Stored entries:
=-=-=-=-=

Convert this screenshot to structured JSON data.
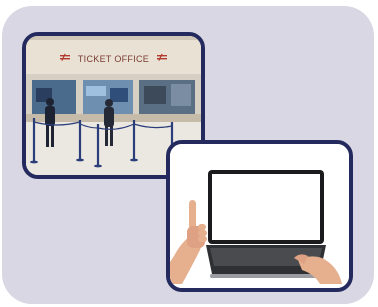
{
  "photos": {
    "ticket_office": {
      "sign_text": "TICKET OFFICE"
    },
    "laptop": {}
  },
  "colors": {
    "card_background": "#d8d7e3",
    "frame_border": "#252a5e",
    "sign_text": "#7a3b32"
  },
  "icons": [
    "rail-logo-icon",
    "thumbs-up-hand",
    "laptop"
  ]
}
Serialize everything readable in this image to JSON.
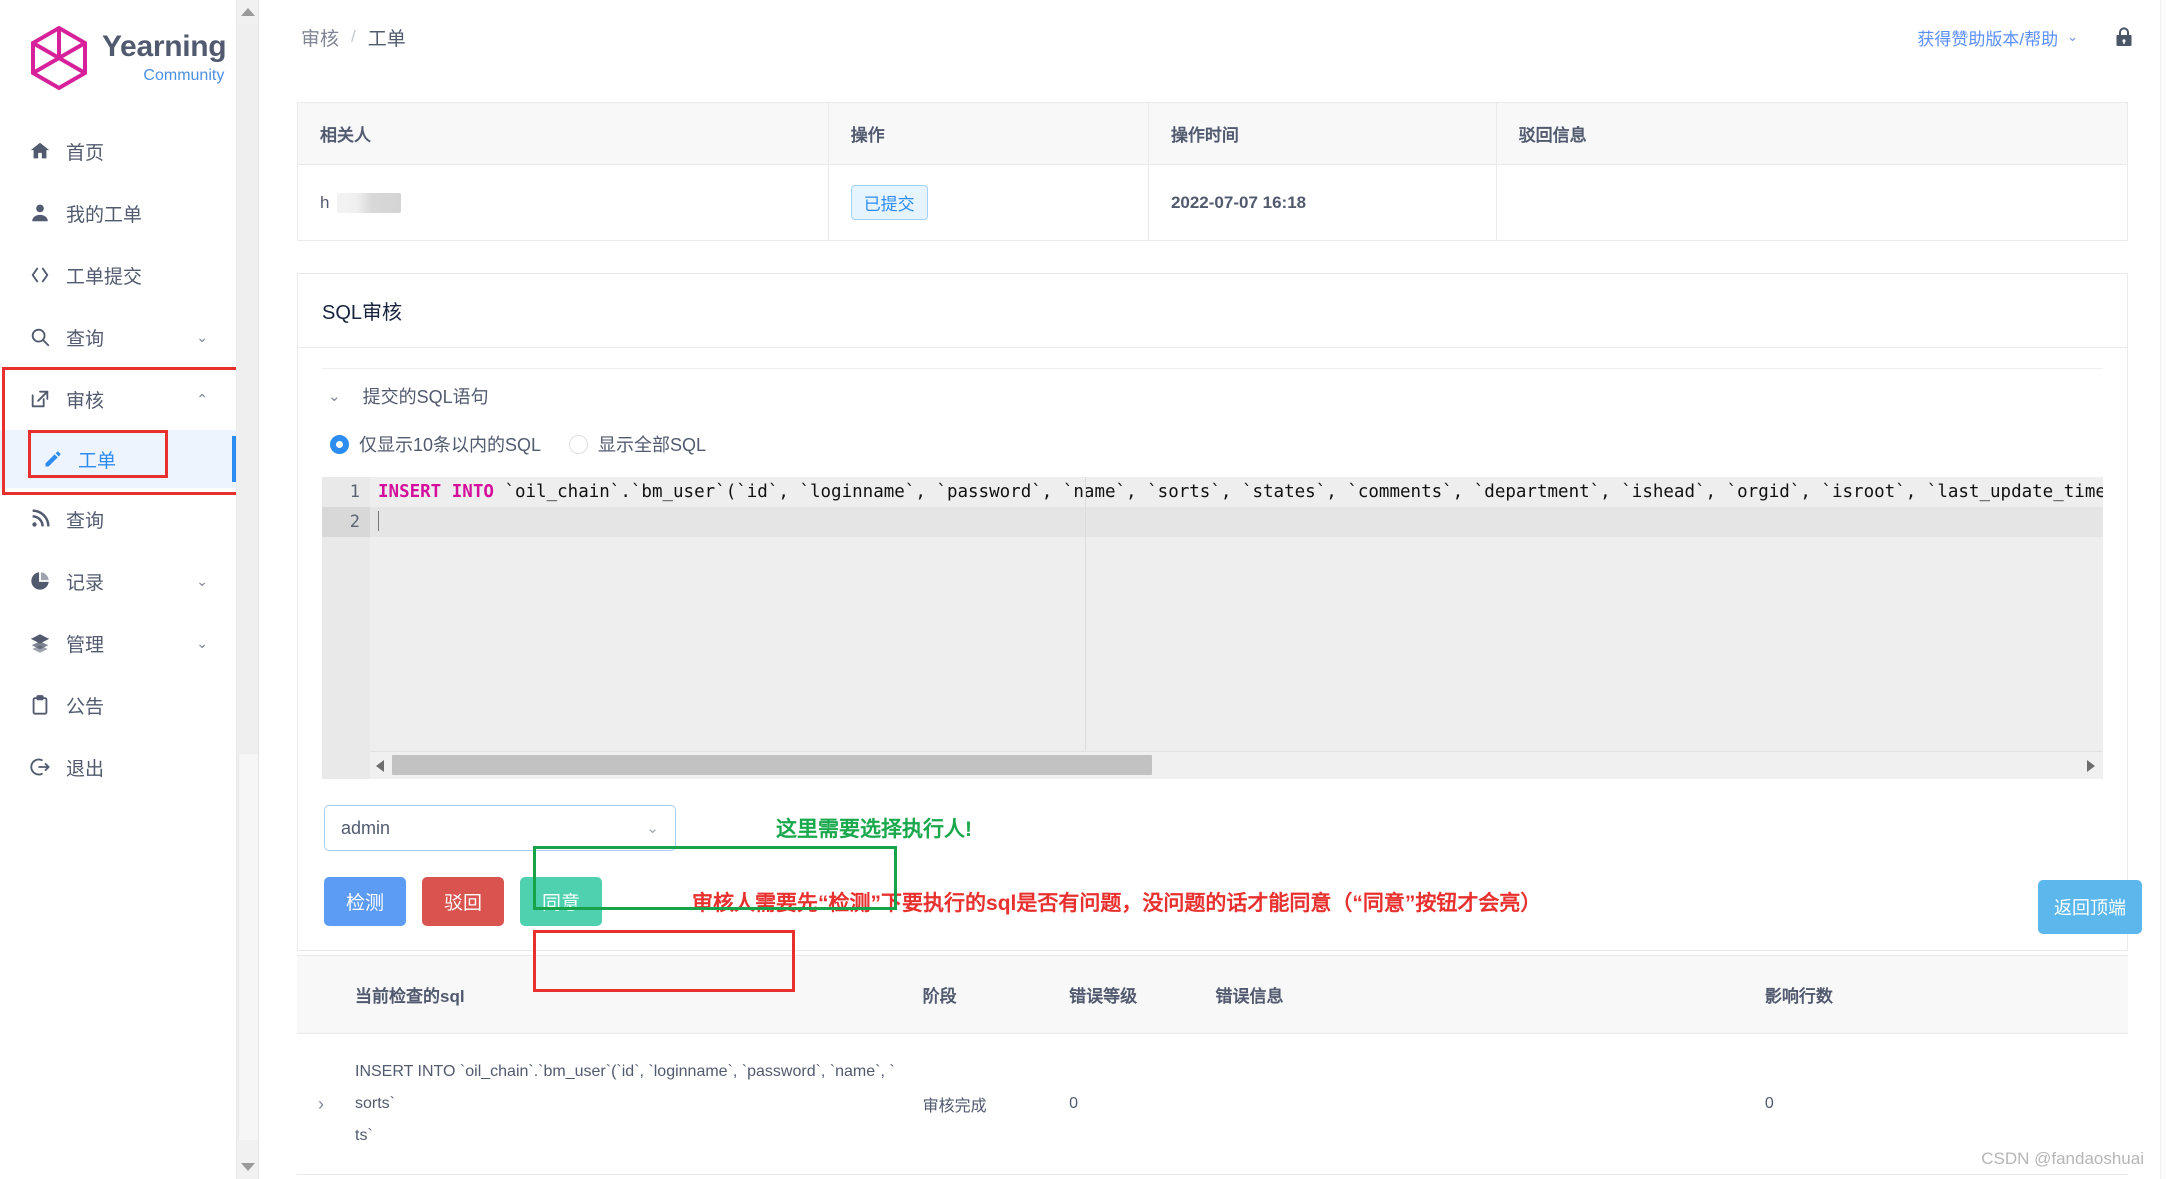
{
  "sidebar": {
    "brand": {
      "title": "Yearning",
      "subtitle": "Community",
      "logo_icon": "hexagon-cube-logo"
    },
    "items": [
      {
        "label": "首页",
        "icon": "home-icon",
        "chevron": ""
      },
      {
        "label": "我的工单",
        "icon": "user-icon",
        "chevron": ""
      },
      {
        "label": "工单提交",
        "icon": "code-brackets-icon",
        "chevron": ""
      },
      {
        "label": "查询",
        "icon": "search-icon",
        "chevron": "⌄"
      },
      {
        "label": "审核",
        "icon": "external-link-icon",
        "chevron": "⌃"
      },
      {
        "label": "查询",
        "icon": "rss-icon",
        "chevron": ""
      },
      {
        "label": "记录",
        "icon": "pie-chart-icon",
        "chevron": "⌄"
      },
      {
        "label": "管理",
        "icon": "layers-icon",
        "chevron": "⌄"
      },
      {
        "label": "公告",
        "icon": "clipboard-icon",
        "chevron": ""
      },
      {
        "label": "退出",
        "icon": "logout-icon",
        "chevron": ""
      }
    ],
    "active_sub": {
      "label": "工单",
      "icon": "pencil-icon"
    }
  },
  "topbar": {
    "breadcrumb": {
      "parent": "审核",
      "separator": "/",
      "current": "工单"
    },
    "sponsor_link": "获得赞助版本/帮助",
    "sponsor_chevron": "⌄",
    "lock_icon": "lock-icon"
  },
  "history_table": {
    "headers": [
      "相关人",
      "操作",
      "操作时间",
      "驳回信息"
    ],
    "rows": [
      {
        "person_prefix": "h",
        "person_masked": true,
        "action": "已提交",
        "time": "2022-07-07 16:18",
        "reject_info": ""
      }
    ]
  },
  "sql_panel": {
    "title": "SQL审核",
    "collapse_label": "提交的SQL语句",
    "collapse_chevron": "⌄",
    "radios": [
      {
        "label": "仅显示10条以内的SQL",
        "selected": true
      },
      {
        "label": "显示全部SQL",
        "selected": false
      }
    ],
    "editor": {
      "line_numbers": [
        "1",
        "2"
      ],
      "line1_keyword": "INSERT INTO",
      "line1_rest": " `oil_chain`.`bm_user`(`id`, `loginname`, `password`, `name`, `sorts`, `states`, `comments`, `department`, `ishead`, `orgid`, `isroot`, `last_update_time`, `ph",
      "line2": ""
    },
    "executor_select": {
      "value": "admin",
      "chevron": "⌄"
    },
    "buttons": {
      "check": "检测",
      "reject": "驳回",
      "agree": "同意"
    }
  },
  "annotations": {
    "select_note": "这里需要选择执行人!",
    "buttons_note": "审核人需要先“检测”下要执行的sql是否有问题，没问题的话才能同意（“同意”按钮才会亮）"
  },
  "back_to_top": "返回顶端",
  "result_table": {
    "headers": [
      "当前检查的sql",
      "阶段",
      "错误等级",
      "错误信息",
      "影响行数"
    ],
    "rows": [
      {
        "expander": "›",
        "sql": "INSERT INTO `oil_chain`.`bm_user`(`id`, `loginname`, `password`, `name`, `sorts`",
        "sql_tail": "ts`",
        "stage": "审核完成",
        "error_level": "0",
        "error_msg": "",
        "affected_rows": "0"
      }
    ]
  },
  "watermark": "CSDN @fandaoshuai",
  "colors": {
    "brand_magenta": "#d6219a",
    "accent_blue": "#2d8cf0",
    "annotation_red": "#e8312f",
    "annotation_green": "#19a84c",
    "btn_check": "#5c9cf5",
    "btn_reject": "#d9534f",
    "btn_agree": "#4fd1b0",
    "back_top": "#5cb8ec",
    "sql_keyword": "#d40f9c"
  }
}
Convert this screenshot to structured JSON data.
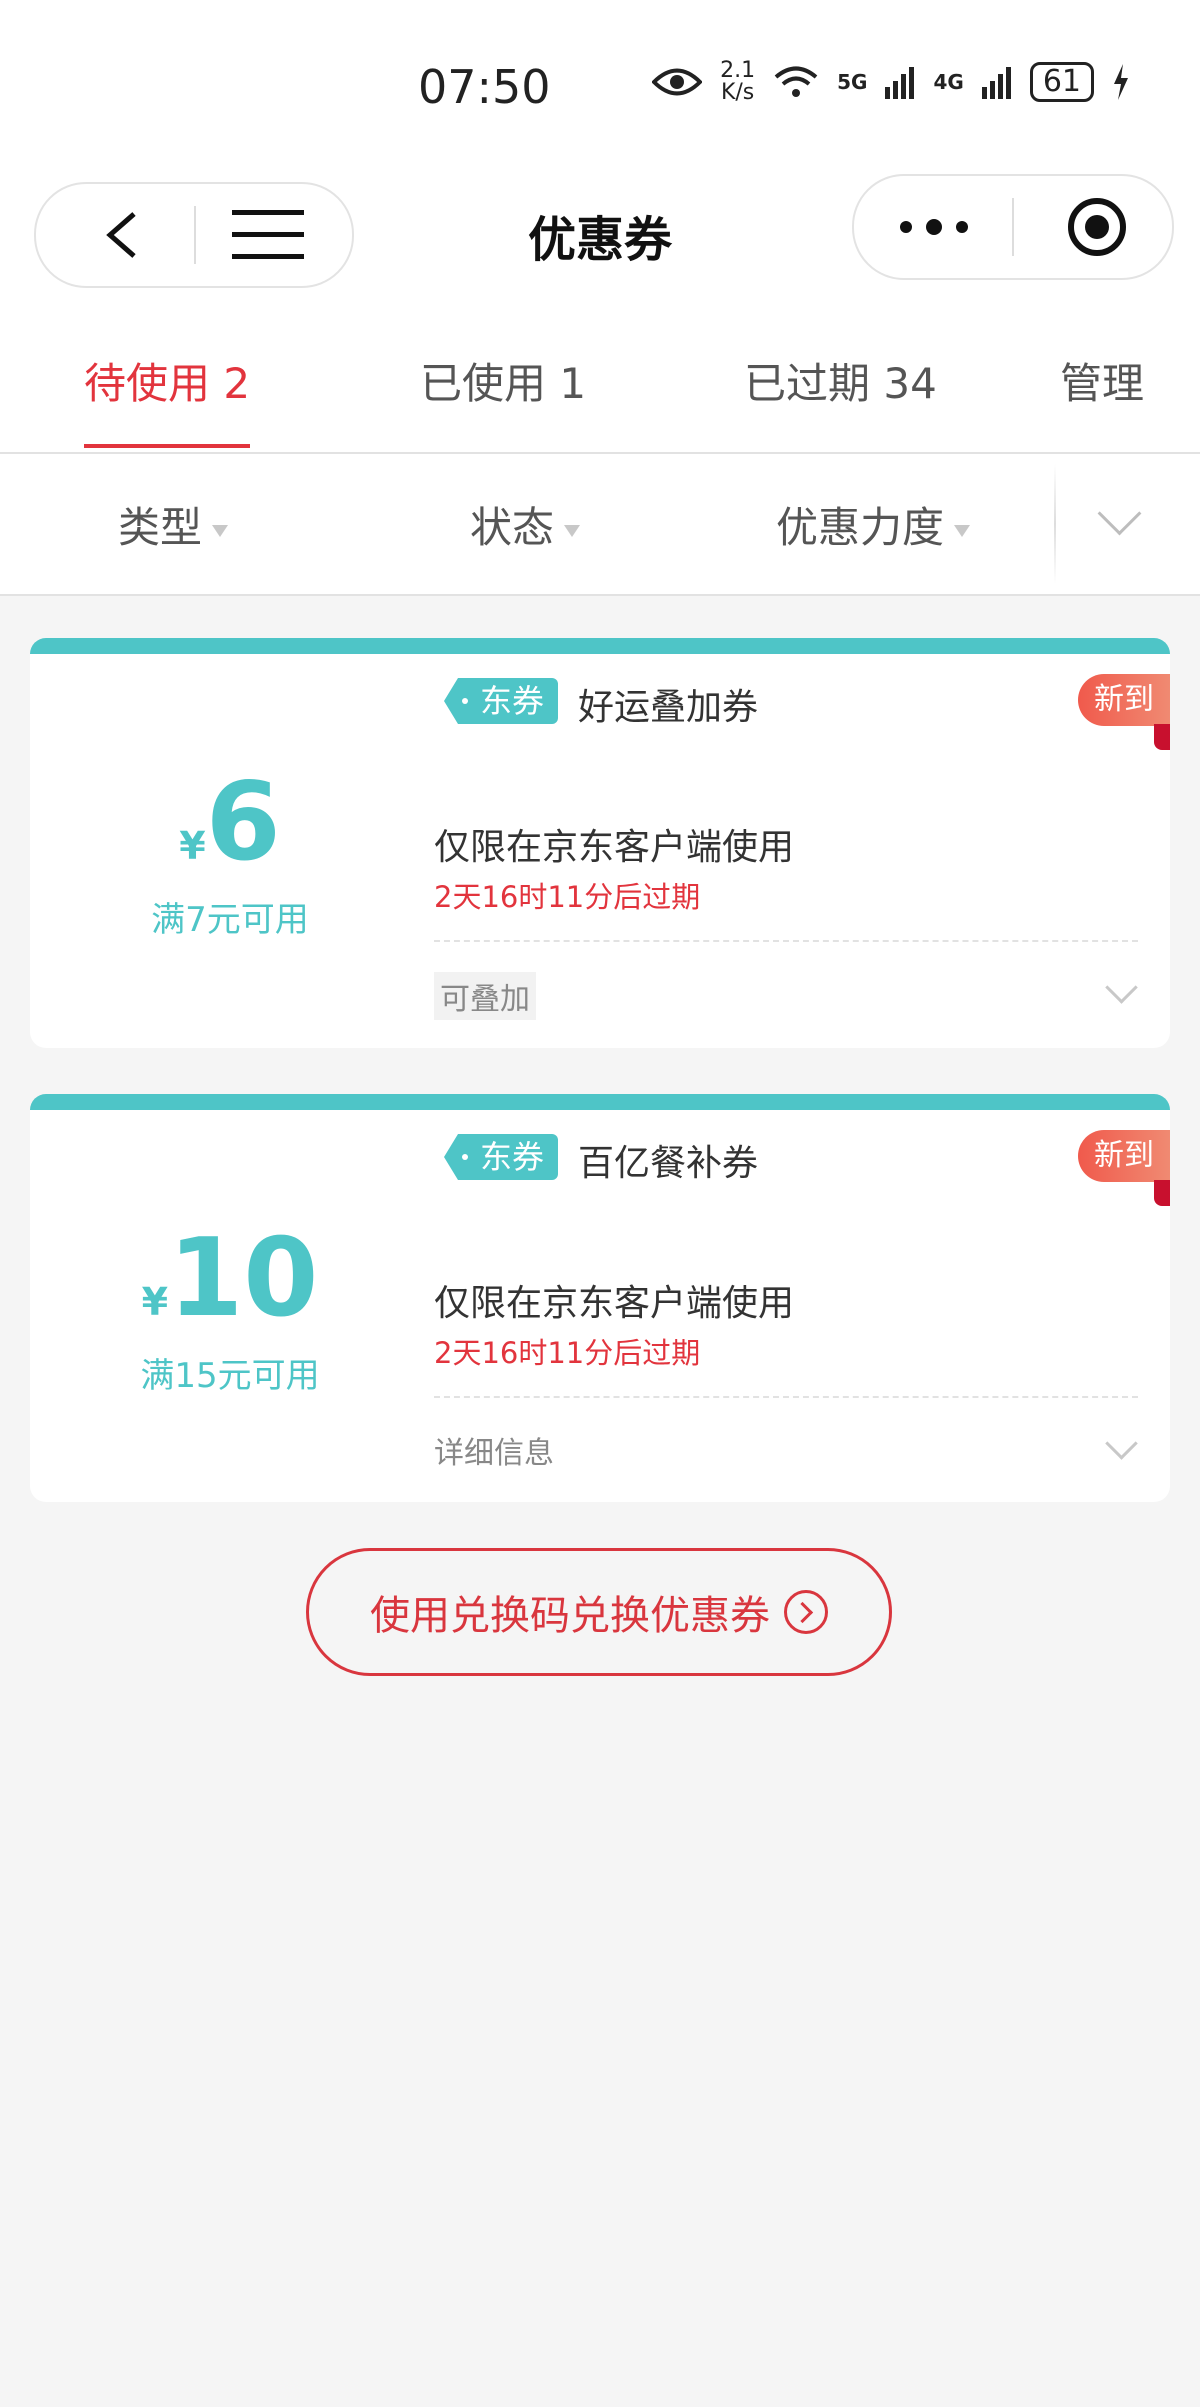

=-=-=-=-=

TASK INSTRUCTIONS:
Write only the number of lines that include "password".

SOLUTION:
2